Your goal: Identify the lines that include the word "swatch", then copy all of them.
-- The input start --
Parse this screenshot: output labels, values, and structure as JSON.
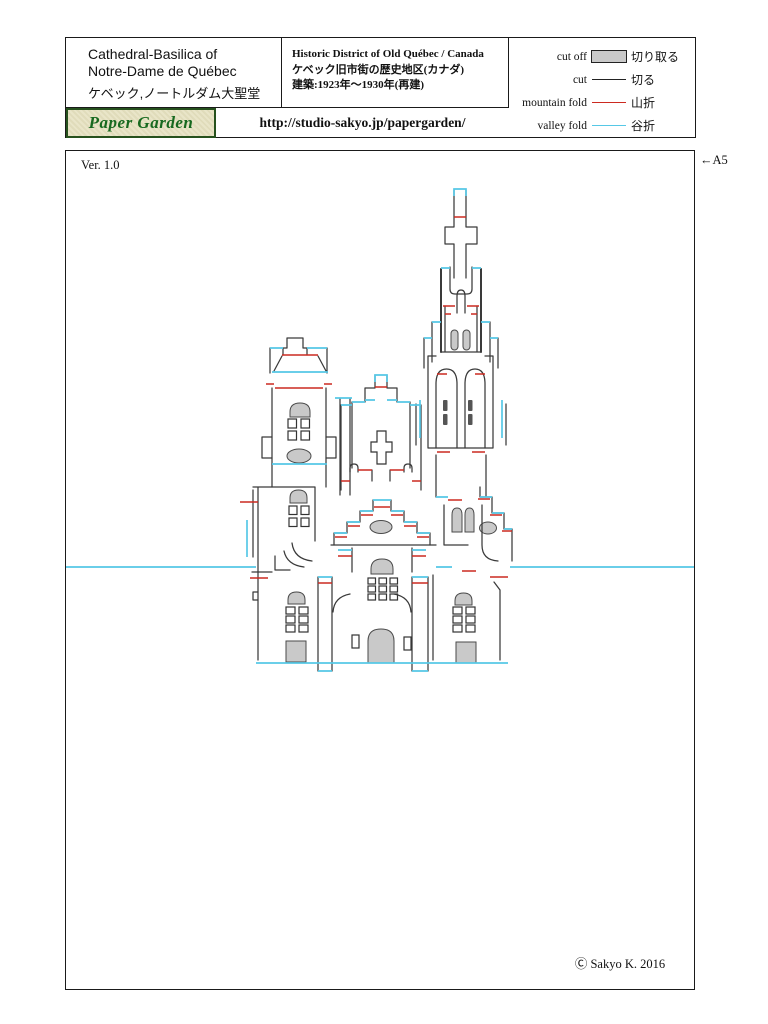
{
  "header": {
    "title_en_line1": "Cathedral-Basilica of",
    "title_en_line2": "Notre-Dame de Québec",
    "title_ja": "ケベック,ノートルダム大聖堂",
    "info_line1": "Historic District of Old Québec / Canada",
    "info_line2": "ケベック旧市街の歴史地区(カナダ)",
    "info_line3": "建築:1923年〜1930年(再建)",
    "logo_text": "Paper Garden",
    "url": "http://studio-sakyo.jp/papergarden/",
    "legend": {
      "items": [
        {
          "label_en": "cut off",
          "label_ja": "切り取る",
          "swatch": "gray-box"
        },
        {
          "label_en": "cut",
          "label_ja": "切る",
          "swatch": "black-line"
        },
        {
          "label_en": "mountain fold",
          "label_ja": "山折",
          "swatch": "red-line"
        },
        {
          "label_en": "valley fold",
          "label_ja": "谷折",
          "swatch": "cyan-line"
        }
      ]
    }
  },
  "sheet": {
    "version": "Ver.  1.0",
    "paper_size": "←A5",
    "copyright": "Ⓒ Sakyo K.  2016",
    "pattern_subject": "Cathedral-Basilica of Notre-Dame de Québec — origamic architecture cutting/folding pattern"
  },
  "colors": {
    "cut": "#3a3a3a",
    "mountain_fold": "#cc2a20",
    "valley_fold": "#56c8e6",
    "cut_off_fill": "#c9c9c9"
  }
}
-- The input end --
Task solution:
          "swatch": "gray-box"
          "swatch": "black-line"
          "swatch": "red-line"
          "swatch": "cyan-line"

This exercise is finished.